◆ THE PROBLEM: Using the material that follows, identify and copy each line with the string "document".

◆ SUPPLIED ENTRIES:

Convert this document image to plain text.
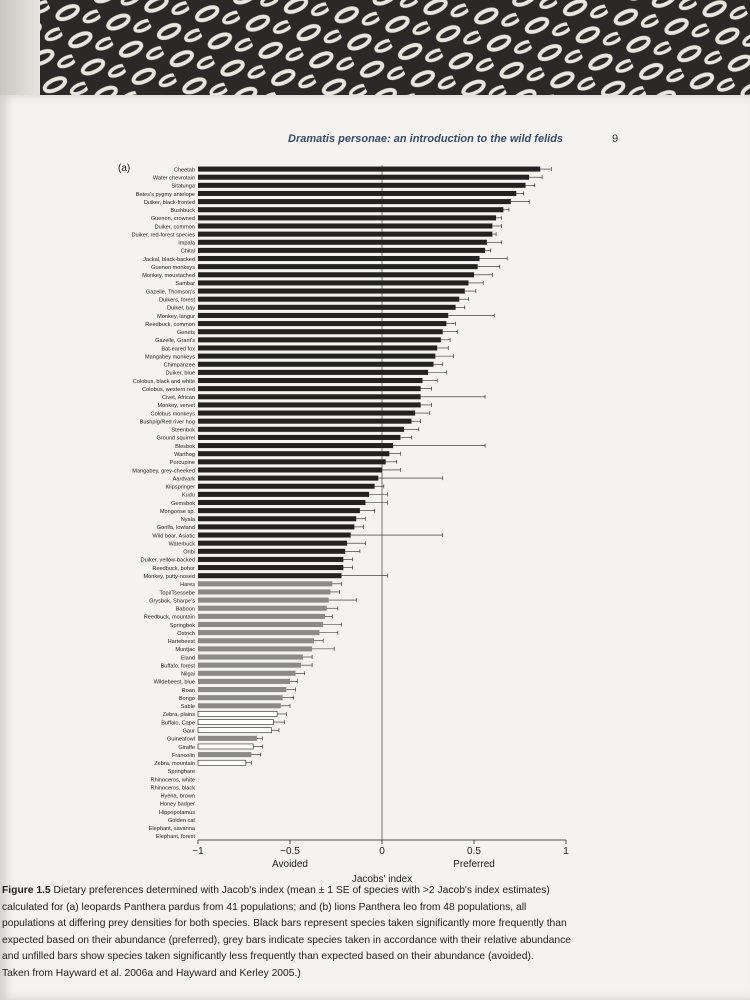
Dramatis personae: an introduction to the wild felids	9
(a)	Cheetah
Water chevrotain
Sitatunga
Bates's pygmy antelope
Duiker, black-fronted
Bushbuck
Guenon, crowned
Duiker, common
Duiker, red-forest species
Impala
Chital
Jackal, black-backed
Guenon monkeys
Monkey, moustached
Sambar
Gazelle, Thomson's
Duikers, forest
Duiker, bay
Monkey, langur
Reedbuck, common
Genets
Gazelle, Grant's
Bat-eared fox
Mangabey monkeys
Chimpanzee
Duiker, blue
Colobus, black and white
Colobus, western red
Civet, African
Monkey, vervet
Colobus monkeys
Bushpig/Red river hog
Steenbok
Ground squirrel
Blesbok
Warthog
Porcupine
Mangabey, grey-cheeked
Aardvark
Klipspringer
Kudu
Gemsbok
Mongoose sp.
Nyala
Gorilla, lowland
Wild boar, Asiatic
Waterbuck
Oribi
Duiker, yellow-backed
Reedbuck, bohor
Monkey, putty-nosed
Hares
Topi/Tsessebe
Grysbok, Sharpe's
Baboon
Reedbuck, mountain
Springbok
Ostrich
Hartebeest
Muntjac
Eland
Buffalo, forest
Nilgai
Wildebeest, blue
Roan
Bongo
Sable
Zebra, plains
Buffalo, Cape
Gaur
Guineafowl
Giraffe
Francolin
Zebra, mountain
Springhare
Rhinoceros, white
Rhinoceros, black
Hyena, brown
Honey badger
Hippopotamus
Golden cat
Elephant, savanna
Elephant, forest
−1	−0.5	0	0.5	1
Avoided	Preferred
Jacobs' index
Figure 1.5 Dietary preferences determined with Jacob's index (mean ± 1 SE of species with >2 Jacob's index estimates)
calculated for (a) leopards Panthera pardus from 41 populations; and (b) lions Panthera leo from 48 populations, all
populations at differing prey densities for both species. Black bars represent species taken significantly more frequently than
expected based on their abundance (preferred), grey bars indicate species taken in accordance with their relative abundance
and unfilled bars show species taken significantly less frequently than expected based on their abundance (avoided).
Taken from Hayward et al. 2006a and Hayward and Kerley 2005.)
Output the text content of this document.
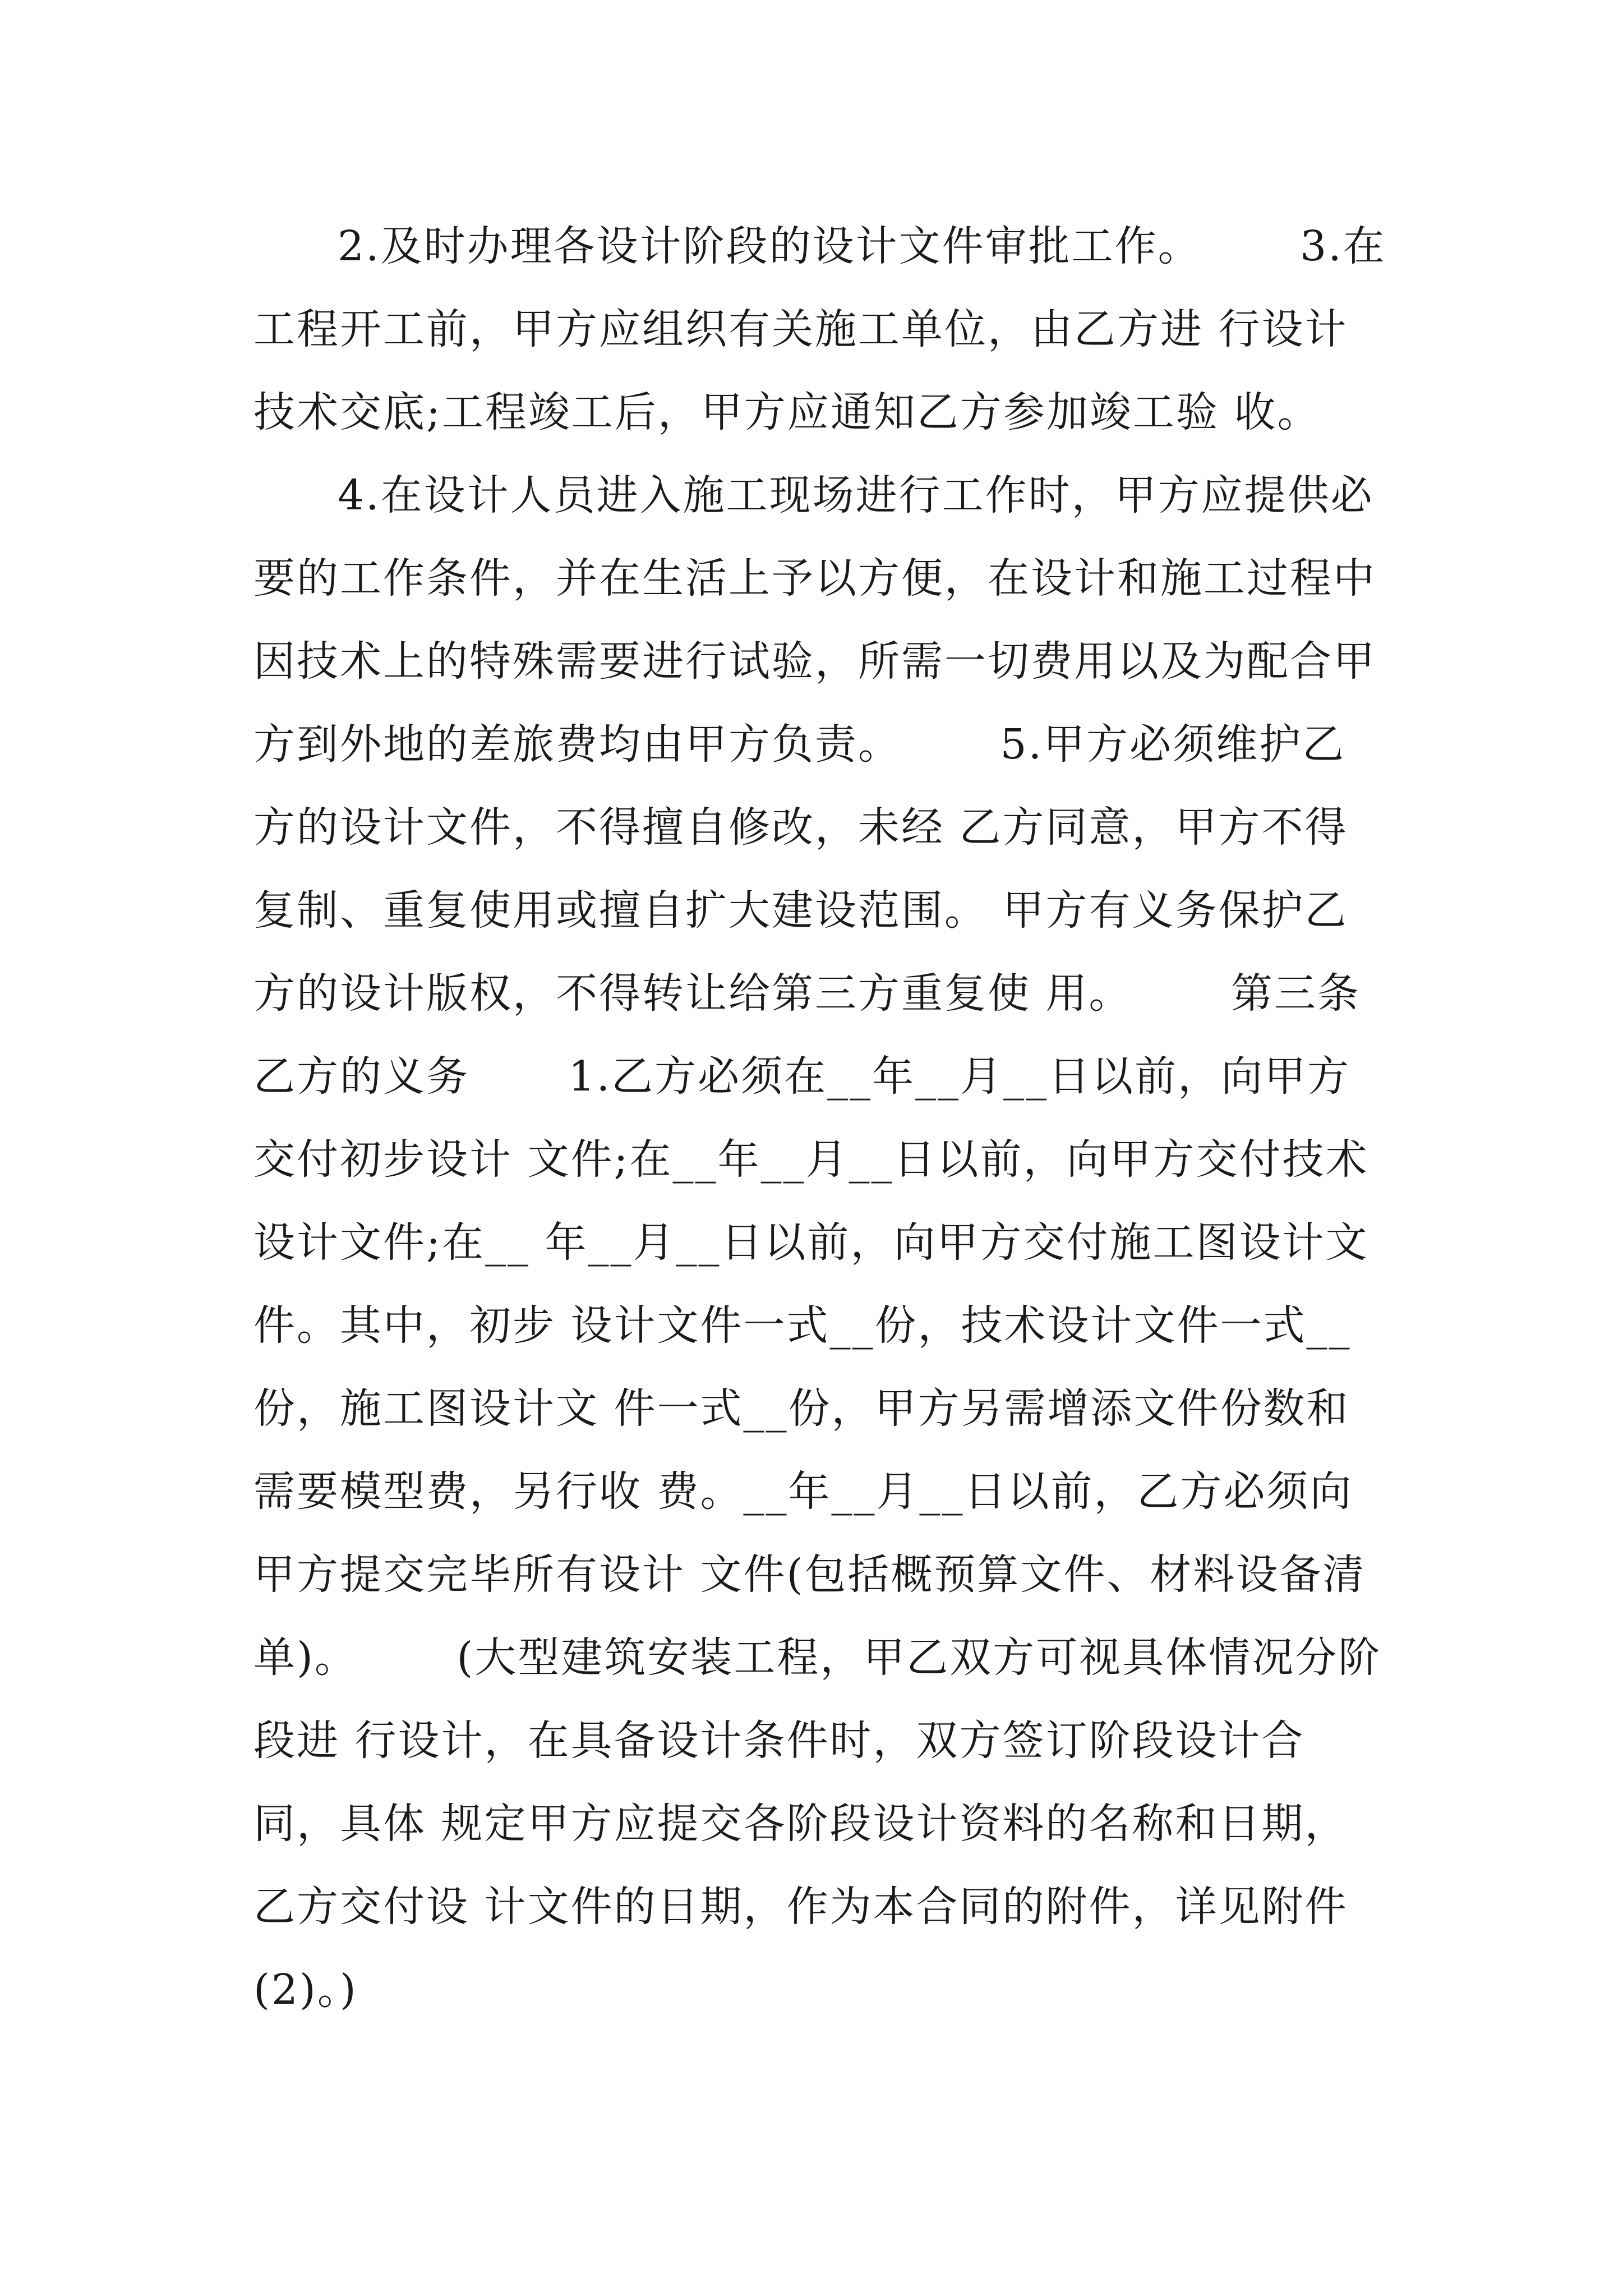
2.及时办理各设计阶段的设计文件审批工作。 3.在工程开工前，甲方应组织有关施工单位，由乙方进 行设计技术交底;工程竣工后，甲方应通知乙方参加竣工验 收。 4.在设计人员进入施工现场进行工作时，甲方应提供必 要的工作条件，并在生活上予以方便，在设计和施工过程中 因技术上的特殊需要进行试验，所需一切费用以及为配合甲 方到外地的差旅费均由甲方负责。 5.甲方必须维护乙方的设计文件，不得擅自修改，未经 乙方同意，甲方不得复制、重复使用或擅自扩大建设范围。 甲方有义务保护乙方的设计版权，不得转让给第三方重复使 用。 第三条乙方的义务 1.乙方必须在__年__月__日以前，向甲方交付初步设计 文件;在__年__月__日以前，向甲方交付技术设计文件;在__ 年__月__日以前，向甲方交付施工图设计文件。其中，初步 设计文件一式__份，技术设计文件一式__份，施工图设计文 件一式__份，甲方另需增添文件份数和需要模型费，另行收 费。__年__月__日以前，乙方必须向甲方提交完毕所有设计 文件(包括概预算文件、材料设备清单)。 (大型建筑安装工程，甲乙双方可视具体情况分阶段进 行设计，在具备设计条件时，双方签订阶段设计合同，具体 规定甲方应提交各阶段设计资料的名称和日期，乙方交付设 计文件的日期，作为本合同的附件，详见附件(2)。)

◆ EXERCISE ANSWER:
Convert this document image to plain text.
Output the text content of this document.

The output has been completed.